TASK REQUIREMENTS: Please reproduce every record, keeping each one exactly as written.

ENTRIES SHOWN:
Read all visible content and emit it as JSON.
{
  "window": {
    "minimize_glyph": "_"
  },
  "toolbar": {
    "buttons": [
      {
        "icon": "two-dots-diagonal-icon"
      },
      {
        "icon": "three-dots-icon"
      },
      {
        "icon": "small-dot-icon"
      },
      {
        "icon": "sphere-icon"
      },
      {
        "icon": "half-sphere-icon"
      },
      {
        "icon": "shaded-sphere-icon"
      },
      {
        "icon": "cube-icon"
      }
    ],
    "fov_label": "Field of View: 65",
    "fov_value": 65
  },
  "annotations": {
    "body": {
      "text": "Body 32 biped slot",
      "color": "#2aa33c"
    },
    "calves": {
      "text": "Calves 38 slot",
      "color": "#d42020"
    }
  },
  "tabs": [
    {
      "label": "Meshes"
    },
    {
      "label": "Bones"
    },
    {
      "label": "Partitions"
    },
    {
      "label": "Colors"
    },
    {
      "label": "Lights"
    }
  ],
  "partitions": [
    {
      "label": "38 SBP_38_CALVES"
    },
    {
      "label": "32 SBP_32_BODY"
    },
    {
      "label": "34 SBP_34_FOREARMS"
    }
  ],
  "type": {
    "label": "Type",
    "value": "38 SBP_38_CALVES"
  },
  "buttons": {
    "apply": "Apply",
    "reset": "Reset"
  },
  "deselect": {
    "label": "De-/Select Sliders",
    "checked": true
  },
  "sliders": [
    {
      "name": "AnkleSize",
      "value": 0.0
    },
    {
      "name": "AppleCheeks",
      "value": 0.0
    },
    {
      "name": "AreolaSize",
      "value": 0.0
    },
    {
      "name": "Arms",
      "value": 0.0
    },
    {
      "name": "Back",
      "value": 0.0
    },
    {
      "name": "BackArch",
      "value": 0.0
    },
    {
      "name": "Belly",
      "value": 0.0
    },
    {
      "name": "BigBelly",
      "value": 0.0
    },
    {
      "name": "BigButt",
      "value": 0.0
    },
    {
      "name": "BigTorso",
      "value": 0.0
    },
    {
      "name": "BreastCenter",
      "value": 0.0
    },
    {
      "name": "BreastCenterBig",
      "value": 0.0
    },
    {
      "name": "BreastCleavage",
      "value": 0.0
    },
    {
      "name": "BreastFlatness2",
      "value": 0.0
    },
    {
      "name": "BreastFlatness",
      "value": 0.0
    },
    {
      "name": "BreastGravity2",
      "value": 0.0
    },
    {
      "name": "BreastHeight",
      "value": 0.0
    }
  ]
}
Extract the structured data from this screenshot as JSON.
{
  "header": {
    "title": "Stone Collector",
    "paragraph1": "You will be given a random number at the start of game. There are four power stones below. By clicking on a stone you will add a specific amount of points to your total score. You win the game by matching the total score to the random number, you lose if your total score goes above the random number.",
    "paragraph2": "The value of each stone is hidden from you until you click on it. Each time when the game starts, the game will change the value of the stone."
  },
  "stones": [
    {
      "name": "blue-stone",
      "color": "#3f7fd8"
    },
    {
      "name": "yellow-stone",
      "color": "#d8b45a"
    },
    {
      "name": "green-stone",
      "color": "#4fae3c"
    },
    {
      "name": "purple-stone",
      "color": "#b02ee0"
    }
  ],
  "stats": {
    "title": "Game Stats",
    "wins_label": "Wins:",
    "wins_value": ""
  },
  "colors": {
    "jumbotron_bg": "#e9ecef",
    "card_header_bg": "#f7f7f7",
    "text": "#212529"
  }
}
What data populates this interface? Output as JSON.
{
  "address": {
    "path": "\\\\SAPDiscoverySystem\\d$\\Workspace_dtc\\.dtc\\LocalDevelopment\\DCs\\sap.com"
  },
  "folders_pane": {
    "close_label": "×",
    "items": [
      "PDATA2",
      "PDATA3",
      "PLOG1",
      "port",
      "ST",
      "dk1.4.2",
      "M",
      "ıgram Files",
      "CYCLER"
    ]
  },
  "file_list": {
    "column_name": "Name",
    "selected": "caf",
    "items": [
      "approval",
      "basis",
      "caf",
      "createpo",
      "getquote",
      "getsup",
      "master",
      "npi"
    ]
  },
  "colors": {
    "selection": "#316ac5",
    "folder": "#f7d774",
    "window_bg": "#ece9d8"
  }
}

THE REPLY:
Read all visible content and emit it as JSON.
{
  "window": {
    "minimize_glyph": "_"
  },
  "toolbar": {
    "buttons": [
      {
        "icon": "two-dots-diagonal-icon"
      },
      {
        "icon": "three-dots-icon"
      },
      {
        "icon": "small-dot-icon"
      },
      {
        "icon": "sphere-icon"
      },
      {
        "icon": "half-sphere-icon"
      },
      {
        "icon": "shaded-sphere-icon"
      },
      {
        "icon": "cube-icon"
      }
    ],
    "fov_label": "Field of View: 65",
    "fov_value": 65
  },
  "annotations": {
    "body": {
      "text": "Body 32 biped slot",
      "color": "#2aa33c"
    },
    "calves": {
      "text": "Calves 38 slot",
      "color": "#d42020"
    }
  },
  "tabs": [
    {
      "label": "Meshes"
    },
    {
      "label": "Bones"
    },
    {
      "label": "Partitions"
    },
    {
      "label": "Colors"
    },
    {
      "label": "Lights"
    }
  ],
  "partitions": [
    {
      "label": "38 SBP_38_CALVES"
    },
    {
      "label": "32 SBP_32_BODY"
    },
    {
      "label": "34 SBP_34_FOREARMS"
    }
  ],
  "type": {
    "label": "Type",
    "value": "38 SBP_38_CALVES"
  },
  "buttons": {
    "apply": "Apply",
    "reset": "Reset"
  },
  "deselect": {
    "label": "De-/Select Sliders",
    "checked": true
  },
  "sliders": [
    {
      "name": "AnkleSize",
      "value": 0.0
    },
    {
      "name": "AppleCheeks",
      "value": 0.0
    },
    {
      "name": "AreolaSize",
      "value": 0.0
    },
    {
      "name": "Arms",
      "value": 0.0
    },
    {
      "name": "Back",
      "value": 0.0
    },
    {
      "name": "BackArch",
      "value": 0.0
    },
    {
      "name": "Belly",
      "value": 0.0
    },
    {
      "name": "BigBelly",
      "value": 0.0
    },
    {
      "name": "BigButt",
      "value": 0.0
    },
    {
      "name": "BigTorso",
      "value": 0.0
    },
    {
      "name": "BreastCenter",
      "value": 0.0
    },
    {
      "name": "BreastCenterBig",
      "value": 0.0
    },
    {
      "name": "BreastCleavage",
      "value": 0.0
    },
    {
      "name": "BreastFlatness2",
      "value": 0.0
    },
    {
      "name": "BreastFlatness",
      "value": 0.0
    },
    {
      "name": "BreastGravity2",
      "value": 0.0
    },
    {
      "name": "BreastHeight",
      "value": 0.0
    }
  ]
}
Extract the structured data from this screenshot as JSON.
{
  "header": {
    "title": "Stone Collector",
    "paragraph1": "You will be given a random number at the start of game. There are four power stones below. By clicking on a stone you will add a specific amount of points to your total score. You win the game by matching the total score to the random number, you lose if your total score goes above the random number.",
    "paragraph2": "The value of each stone is hidden from you until you click on it. Each time when the game starts, the game will change the value of the stone."
  },
  "stones": [
    {
      "name": "blue-stone",
      "color": "#3f7fd8"
    },
    {
      "name": "yellow-stone",
      "color": "#d8b45a"
    },
    {
      "name": "green-stone",
      "color": "#4fae3c"
    },
    {
      "name": "purple-stone",
      "color": "#b02ee0"
    }
  ],
  "stats": {
    "title": "Game Stats",
    "wins_label": "Wins:",
    "wins_value": ""
  },
  "colors": {
    "jumbotron_bg": "#e9ecef",
    "card_header_bg": "#f7f7f7",
    "text": "#212529"
  }
}
What data populates this interface? Output as JSON.
{
  "address": {
    "path": "\\\\SAPDiscoverySystem\\d$\\Workspace_dtc\\.dtc\\LocalDevelopment\\DCs\\sap.com"
  },
  "folders_pane": {
    "close_label": "×",
    "items": [
      "PDATA2",
      "PDATA3",
      "PLOG1",
      "port",
      "ST",
      "dk1.4.2",
      "M",
      "ıgram Files",
      "CYCLER"
    ]
  },
  "file_list": {
    "column_name": "Name",
    "selected": "caf",
    "items": [
      "approval",
      "basis",
      "caf",
      "createpo",
      "getquote",
      "getsup",
      "master",
      "npi"
    ]
  },
  "colors": {
    "selection": "#316ac5",
    "folder": "#f7d774",
    "window_bg": "#ece9d8"
  }
}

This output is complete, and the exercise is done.